──────── Excerpted records ────────

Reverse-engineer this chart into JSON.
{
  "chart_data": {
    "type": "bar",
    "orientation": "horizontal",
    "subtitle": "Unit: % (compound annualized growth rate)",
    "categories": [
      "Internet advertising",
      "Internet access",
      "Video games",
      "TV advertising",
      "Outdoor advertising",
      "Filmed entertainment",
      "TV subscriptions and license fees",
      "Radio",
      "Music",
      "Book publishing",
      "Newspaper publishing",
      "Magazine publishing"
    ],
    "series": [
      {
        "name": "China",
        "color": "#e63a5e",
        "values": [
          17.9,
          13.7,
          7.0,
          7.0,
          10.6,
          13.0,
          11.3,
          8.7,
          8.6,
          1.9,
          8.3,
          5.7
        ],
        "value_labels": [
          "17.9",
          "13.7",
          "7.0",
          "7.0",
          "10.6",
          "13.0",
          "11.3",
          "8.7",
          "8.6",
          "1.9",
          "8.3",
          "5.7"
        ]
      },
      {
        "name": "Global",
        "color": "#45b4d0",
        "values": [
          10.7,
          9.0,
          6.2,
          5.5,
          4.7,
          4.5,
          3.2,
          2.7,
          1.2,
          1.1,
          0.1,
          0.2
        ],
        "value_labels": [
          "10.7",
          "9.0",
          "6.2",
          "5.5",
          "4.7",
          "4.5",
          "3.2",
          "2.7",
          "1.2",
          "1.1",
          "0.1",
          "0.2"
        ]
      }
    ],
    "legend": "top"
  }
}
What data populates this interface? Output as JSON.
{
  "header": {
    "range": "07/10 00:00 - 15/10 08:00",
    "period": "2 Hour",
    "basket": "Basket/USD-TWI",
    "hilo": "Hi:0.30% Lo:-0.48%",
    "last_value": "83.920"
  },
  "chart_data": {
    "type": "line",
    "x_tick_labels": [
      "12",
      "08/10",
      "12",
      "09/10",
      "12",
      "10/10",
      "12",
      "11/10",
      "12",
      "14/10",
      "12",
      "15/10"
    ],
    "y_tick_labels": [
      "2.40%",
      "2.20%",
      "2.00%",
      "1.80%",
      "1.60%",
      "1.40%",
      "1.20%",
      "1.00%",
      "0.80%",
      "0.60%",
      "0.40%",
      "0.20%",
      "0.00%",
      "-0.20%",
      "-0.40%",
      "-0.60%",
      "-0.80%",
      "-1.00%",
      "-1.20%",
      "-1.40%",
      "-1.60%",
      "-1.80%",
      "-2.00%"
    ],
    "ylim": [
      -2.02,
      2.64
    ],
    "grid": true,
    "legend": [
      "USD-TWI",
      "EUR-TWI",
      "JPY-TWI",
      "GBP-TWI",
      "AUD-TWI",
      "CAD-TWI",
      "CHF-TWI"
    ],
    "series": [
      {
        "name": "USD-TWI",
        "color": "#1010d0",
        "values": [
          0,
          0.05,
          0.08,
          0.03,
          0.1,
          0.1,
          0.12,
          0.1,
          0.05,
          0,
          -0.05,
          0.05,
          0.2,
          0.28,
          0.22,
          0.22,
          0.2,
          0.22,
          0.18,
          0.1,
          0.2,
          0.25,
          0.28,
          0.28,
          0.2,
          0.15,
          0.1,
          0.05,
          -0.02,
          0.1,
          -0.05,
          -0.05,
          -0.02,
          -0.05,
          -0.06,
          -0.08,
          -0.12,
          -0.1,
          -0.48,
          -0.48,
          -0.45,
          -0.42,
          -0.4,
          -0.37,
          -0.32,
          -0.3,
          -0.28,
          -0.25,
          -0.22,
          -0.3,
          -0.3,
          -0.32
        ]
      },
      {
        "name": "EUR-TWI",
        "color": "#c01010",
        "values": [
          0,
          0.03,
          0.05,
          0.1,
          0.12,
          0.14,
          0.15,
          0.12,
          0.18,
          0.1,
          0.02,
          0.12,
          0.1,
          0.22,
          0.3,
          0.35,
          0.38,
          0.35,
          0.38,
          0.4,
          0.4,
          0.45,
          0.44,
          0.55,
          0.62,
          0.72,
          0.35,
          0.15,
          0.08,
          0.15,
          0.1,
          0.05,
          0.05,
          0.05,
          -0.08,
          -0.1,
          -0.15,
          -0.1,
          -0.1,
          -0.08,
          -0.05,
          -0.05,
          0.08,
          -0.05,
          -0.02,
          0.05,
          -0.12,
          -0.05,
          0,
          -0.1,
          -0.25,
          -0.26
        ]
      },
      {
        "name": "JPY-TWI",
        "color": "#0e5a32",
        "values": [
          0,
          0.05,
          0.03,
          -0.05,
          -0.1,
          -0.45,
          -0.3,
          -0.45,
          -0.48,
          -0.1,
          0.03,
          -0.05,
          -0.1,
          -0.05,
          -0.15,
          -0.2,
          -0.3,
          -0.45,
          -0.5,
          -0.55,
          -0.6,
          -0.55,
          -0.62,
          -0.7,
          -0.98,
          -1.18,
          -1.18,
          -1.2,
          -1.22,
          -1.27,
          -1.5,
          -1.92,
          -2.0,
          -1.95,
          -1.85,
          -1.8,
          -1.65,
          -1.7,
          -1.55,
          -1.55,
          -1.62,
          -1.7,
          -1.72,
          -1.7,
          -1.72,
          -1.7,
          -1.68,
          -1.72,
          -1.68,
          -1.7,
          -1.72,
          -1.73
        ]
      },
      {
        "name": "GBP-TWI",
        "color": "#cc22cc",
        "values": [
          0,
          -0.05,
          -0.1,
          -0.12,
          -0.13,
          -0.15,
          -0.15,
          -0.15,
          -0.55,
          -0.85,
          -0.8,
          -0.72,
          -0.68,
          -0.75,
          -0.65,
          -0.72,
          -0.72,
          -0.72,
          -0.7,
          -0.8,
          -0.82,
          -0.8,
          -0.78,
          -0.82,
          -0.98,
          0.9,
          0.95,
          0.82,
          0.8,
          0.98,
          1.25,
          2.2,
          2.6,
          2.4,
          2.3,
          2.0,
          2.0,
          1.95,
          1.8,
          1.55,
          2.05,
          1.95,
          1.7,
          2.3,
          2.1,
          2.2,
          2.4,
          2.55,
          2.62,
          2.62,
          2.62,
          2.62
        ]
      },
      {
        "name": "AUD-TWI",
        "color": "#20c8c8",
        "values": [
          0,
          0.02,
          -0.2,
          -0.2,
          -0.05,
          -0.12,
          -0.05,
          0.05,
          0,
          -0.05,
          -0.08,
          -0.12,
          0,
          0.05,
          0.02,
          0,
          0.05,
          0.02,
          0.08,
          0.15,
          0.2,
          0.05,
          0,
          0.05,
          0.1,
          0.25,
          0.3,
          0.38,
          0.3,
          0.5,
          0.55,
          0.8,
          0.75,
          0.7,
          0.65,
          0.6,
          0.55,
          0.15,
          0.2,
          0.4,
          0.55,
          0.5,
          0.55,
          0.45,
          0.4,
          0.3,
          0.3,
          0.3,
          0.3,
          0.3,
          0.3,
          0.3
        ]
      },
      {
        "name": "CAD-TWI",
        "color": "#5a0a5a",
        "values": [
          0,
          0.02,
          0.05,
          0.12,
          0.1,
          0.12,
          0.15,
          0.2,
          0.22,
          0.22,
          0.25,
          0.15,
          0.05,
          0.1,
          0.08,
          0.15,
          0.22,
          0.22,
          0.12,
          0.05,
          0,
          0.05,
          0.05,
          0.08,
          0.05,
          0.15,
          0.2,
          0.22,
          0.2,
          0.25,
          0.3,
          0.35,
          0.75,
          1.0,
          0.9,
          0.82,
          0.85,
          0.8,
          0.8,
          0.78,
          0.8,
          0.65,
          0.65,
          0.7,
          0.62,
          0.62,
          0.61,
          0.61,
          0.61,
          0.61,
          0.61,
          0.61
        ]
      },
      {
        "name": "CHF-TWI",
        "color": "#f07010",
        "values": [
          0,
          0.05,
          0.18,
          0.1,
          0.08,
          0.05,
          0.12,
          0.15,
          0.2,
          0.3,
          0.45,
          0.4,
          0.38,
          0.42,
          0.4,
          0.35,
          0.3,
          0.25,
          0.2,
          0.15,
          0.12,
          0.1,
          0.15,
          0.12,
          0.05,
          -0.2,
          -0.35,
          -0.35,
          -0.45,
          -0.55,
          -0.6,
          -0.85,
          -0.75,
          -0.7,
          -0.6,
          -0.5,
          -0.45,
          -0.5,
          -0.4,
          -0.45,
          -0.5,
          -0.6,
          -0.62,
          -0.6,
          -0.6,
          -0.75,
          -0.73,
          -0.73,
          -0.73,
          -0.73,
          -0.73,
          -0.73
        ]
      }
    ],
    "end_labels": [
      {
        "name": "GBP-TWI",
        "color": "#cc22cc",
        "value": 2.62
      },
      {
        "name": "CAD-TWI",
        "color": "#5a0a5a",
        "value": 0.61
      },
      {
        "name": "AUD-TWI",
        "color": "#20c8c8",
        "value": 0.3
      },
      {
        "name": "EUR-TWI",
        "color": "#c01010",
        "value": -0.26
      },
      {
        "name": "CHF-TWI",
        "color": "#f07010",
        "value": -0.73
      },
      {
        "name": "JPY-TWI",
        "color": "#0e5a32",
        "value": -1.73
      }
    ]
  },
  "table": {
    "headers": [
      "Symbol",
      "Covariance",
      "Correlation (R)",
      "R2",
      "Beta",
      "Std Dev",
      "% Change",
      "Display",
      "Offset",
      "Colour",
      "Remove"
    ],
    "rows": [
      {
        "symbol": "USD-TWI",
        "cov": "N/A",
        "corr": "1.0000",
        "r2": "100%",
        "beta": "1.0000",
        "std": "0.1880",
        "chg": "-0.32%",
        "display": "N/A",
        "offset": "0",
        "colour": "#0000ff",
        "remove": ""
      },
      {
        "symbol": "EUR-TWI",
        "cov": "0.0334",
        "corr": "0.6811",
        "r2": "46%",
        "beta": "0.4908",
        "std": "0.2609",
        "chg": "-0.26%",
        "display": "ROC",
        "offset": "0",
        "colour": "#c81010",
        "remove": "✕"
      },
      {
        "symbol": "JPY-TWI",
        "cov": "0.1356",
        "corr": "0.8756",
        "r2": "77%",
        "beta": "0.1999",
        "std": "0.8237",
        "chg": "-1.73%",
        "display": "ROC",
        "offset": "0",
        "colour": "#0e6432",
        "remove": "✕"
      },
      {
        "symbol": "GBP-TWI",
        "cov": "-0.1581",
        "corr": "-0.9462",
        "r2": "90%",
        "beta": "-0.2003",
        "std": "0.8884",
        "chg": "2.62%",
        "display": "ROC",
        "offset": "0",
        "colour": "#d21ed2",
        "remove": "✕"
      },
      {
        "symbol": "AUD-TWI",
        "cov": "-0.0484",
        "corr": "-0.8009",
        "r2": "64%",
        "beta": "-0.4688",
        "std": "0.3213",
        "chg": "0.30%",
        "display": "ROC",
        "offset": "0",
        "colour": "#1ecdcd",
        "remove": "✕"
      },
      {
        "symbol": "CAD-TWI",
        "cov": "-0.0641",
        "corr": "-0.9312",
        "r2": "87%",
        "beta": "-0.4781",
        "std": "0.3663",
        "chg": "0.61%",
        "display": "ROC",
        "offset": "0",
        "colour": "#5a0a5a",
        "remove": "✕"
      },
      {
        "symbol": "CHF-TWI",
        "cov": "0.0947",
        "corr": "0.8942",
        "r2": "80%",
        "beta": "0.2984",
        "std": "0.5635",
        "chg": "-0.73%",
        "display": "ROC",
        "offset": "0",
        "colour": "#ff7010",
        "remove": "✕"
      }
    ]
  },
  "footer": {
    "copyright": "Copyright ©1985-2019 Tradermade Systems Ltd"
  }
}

────────

[Task description] Copy whichever lines in the listing above contain the word "Internet".

[Written solution]
      "Internet advertising",
      "Internet access",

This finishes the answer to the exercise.